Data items
## BEGIN
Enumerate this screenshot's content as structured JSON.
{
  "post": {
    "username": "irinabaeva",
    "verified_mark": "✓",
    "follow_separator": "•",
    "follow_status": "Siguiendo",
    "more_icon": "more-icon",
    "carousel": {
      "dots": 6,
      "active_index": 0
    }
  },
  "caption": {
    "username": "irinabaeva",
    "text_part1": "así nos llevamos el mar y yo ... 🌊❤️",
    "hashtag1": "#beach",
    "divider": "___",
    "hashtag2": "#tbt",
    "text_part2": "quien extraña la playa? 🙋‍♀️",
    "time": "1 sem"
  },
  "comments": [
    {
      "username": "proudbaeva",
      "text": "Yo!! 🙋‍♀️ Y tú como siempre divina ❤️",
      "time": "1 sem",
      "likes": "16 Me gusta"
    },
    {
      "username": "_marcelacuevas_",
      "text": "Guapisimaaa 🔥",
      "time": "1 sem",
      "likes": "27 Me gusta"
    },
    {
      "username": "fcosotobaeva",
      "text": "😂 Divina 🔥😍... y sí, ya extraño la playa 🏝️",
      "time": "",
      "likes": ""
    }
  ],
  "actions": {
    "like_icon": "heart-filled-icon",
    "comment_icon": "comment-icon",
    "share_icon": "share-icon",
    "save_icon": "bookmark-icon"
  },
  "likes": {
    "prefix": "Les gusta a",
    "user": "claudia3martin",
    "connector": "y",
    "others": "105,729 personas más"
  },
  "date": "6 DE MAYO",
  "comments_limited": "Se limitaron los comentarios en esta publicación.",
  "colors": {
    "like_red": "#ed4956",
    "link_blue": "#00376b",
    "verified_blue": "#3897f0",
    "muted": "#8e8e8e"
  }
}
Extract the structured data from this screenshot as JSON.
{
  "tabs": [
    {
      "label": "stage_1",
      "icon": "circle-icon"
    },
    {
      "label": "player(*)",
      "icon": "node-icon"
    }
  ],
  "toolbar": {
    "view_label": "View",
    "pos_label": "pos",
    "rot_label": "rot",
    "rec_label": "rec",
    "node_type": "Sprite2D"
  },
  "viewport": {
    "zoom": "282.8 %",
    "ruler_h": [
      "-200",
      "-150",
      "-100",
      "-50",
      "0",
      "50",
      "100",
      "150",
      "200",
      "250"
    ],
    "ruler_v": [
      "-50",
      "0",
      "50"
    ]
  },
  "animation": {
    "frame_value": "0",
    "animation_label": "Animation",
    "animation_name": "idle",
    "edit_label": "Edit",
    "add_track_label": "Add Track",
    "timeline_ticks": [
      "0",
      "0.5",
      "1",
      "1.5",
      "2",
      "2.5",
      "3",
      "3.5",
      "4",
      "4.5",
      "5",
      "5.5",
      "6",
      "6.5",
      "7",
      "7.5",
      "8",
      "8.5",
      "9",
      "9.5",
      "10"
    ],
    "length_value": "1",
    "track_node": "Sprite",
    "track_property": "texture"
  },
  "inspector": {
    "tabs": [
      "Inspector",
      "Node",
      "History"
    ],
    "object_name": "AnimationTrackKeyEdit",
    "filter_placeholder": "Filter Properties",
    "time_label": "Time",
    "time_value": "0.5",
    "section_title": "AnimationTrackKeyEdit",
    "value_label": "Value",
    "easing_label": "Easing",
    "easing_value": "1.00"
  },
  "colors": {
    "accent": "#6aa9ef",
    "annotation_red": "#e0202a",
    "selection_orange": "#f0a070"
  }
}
## END
[Required work]
Take every line from the data above that holds "JSON" and copy it out.

[Response to the exercise]
Enumerate this screenshot's content as structured JSON.
Extract the structured data from this screenshot as JSON.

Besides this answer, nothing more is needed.